═════ PROVIDED DATA ═════
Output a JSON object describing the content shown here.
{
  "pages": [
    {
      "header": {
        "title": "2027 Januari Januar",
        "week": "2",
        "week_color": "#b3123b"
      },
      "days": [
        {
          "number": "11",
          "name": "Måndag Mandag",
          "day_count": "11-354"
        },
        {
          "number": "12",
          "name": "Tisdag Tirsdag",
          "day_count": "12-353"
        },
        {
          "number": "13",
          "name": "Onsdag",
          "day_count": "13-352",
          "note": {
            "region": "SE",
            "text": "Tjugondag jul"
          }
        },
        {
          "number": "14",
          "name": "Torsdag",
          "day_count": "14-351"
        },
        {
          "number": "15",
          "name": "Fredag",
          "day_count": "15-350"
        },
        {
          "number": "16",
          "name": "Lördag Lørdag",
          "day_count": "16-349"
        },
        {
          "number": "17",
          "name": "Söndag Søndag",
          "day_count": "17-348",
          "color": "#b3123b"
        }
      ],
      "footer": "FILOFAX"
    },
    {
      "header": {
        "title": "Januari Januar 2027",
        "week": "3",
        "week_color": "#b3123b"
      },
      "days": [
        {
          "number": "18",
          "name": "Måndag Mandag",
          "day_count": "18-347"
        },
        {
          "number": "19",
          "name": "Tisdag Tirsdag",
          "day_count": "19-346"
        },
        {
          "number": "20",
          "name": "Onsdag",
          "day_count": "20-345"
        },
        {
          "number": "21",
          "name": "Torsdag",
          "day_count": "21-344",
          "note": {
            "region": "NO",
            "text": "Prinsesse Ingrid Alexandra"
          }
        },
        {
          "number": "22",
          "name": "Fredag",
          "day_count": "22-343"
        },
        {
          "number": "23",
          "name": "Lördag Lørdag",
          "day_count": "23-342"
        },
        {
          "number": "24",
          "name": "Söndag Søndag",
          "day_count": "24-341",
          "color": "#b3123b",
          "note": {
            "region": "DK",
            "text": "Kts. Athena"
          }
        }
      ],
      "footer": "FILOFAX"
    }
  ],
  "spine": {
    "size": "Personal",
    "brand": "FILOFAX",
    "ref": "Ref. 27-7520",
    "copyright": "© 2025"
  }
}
═════
TASK DESCRIPTION: Your task is to extract all of the records exactly.

EXERCISE OUTPUT:
Output a JSON object describing the content shown here.
{
  "pages": [
    {
      "header": {
        "title": "2027 Januari Januar",
        "week": "2",
        "week_color": "#b3123b"
      },
      "days": [
        {
          "number": "11",
          "name": "Måndag Mandag",
          "day_count": "11-354"
        },
        {
          "number": "12",
          "name": "Tisdag Tirsdag",
          "day_count": "12-353"
        },
        {
          "number": "13",
          "name": "Onsdag",
          "day_count": "13-352",
          "note": {
            "region": "SE",
            "text": "Tjugondag jul"
          }
        },
        {
          "number": "14",
          "name": "Torsdag",
          "day_count": "14-351"
        },
        {
          "number": "15",
          "name": "Fredag",
          "day_count": "15-350"
        },
        {
          "number": "16",
          "name": "Lördag Lørdag",
          "day_count": "16-349"
        },
        {
          "number": "17",
          "name": "Söndag Søndag",
          "day_count": "17-348",
          "color": "#b3123b"
        }
      ],
      "footer": "FILOFAX"
    },
    {
      "header": {
        "title": "Januari Januar 2027",
        "week": "3",
        "week_color": "#b3123b"
      },
      "days": [
        {
          "number": "18",
          "name": "Måndag Mandag",
          "day_count": "18-347"
        },
        {
          "number": "19",
          "name": "Tisdag Tirsdag",
          "day_count": "19-346"
        },
        {
          "number": "20",
          "name": "Onsdag",
          "day_count": "20-345"
        },
        {
          "number": "21",
          "name": "Torsdag",
          "day_count": "21-344",
          "note": {
            "region": "NO",
            "text": "Prinsesse Ingrid Alexandra"
          }
        },
        {
          "number": "22",
          "name": "Fredag",
          "day_count": "22-343"
        },
        {
          "number": "23",
          "name": "Lördag Lørdag",
          "day_count": "23-342"
        },
        {
          "number": "24",
          "name": "Söndag Søndag",
          "day_count": "24-341",
          "color": "#b3123b",
          "note": {
            "region": "DK",
            "text": "Kts. Athena"
          }
        }
      ],
      "footer": "FILOFAX"
    }
  ],
  "spine": {
    "size": "Personal",
    "brand": "FILOFAX",
    "ref": "Ref. 27-7520",
    "copyright": "© 2025"
  }
}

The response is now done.